## Start
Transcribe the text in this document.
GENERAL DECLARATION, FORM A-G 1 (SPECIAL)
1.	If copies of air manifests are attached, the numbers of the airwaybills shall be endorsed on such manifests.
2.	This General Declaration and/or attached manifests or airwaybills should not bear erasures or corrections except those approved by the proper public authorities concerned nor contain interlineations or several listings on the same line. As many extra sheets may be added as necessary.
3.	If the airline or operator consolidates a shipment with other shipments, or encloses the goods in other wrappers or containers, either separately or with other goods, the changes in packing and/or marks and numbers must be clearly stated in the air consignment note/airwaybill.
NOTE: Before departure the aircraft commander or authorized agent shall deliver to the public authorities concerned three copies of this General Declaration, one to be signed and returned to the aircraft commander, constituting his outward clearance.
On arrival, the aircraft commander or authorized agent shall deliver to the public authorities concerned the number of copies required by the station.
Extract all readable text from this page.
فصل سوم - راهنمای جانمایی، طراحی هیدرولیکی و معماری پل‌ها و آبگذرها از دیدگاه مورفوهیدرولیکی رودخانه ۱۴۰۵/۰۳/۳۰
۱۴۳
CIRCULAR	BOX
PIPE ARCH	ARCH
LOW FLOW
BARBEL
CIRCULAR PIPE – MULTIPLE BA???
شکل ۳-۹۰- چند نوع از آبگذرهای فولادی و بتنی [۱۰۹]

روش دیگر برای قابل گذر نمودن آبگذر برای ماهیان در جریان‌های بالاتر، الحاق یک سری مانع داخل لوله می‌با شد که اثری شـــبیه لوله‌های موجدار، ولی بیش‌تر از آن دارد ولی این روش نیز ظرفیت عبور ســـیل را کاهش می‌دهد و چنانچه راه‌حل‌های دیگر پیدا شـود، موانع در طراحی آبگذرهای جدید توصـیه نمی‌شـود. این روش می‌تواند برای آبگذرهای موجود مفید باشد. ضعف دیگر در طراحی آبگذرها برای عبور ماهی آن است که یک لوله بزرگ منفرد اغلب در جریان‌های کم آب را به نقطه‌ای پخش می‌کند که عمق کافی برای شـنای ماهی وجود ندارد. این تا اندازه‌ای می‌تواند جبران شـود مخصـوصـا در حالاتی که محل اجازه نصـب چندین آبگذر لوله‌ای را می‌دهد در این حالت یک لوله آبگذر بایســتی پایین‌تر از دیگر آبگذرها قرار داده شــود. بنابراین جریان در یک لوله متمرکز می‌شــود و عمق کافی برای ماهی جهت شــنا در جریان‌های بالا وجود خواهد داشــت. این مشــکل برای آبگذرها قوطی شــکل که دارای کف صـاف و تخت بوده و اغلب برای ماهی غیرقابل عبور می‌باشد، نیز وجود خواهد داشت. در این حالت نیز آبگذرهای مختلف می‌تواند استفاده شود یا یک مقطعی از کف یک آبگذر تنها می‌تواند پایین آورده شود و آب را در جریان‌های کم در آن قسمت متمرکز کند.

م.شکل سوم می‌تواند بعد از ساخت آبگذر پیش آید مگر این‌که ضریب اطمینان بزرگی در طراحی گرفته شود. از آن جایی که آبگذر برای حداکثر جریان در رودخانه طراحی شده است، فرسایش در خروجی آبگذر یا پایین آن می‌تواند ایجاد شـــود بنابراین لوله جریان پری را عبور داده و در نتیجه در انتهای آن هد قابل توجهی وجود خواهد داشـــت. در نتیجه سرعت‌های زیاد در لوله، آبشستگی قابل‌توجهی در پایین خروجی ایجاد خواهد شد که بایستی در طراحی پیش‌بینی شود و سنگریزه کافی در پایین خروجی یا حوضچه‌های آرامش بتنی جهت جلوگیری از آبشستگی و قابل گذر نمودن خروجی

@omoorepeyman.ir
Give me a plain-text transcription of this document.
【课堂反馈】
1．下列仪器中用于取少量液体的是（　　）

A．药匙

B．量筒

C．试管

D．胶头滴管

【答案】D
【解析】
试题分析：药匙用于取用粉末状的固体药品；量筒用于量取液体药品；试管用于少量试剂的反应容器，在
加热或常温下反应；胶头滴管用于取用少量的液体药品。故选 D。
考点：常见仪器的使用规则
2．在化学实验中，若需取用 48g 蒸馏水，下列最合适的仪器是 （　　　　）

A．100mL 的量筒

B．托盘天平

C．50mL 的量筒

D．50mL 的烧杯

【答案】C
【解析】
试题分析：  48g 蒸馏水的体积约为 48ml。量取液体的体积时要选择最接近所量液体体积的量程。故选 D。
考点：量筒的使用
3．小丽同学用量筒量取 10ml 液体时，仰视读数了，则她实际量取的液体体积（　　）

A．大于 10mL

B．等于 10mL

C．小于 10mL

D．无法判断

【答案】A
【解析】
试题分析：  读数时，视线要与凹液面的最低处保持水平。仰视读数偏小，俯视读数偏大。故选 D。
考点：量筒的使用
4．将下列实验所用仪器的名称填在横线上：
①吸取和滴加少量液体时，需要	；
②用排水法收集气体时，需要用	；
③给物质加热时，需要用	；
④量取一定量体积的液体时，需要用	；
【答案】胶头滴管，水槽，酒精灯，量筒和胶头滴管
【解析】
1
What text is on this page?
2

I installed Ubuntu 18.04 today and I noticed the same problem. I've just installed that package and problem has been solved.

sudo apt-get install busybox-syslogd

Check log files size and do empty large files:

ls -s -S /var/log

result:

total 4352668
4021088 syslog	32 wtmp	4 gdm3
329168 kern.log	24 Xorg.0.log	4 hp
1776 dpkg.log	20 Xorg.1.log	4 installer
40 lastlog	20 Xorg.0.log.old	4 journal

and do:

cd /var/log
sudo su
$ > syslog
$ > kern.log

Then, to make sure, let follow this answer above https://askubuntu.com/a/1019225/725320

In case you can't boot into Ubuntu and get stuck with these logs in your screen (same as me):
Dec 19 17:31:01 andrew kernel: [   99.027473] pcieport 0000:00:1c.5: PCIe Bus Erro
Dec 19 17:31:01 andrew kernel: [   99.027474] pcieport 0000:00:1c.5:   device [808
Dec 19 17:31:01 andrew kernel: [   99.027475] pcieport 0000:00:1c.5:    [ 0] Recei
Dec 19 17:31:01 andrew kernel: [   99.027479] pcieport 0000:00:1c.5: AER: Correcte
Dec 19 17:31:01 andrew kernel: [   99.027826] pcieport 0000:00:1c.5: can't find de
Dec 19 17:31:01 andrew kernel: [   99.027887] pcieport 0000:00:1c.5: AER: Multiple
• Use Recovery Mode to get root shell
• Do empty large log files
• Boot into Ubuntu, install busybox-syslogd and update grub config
## End
■ **The request**: Identify each line in the entries with the word "airwaybills" and copy it.

■ **Finished task**:
1.	If copies of air manifests are attached, the numbers of the airwaybills shall be endorsed on such manifests.
2.	This General Declaration and/or attached manifests or airwaybills should not bear erasures or corrections except those approved by the proper public authorities concerned nor contain interlineations or several listings on the same line. As many extra sheets may be added as necessary.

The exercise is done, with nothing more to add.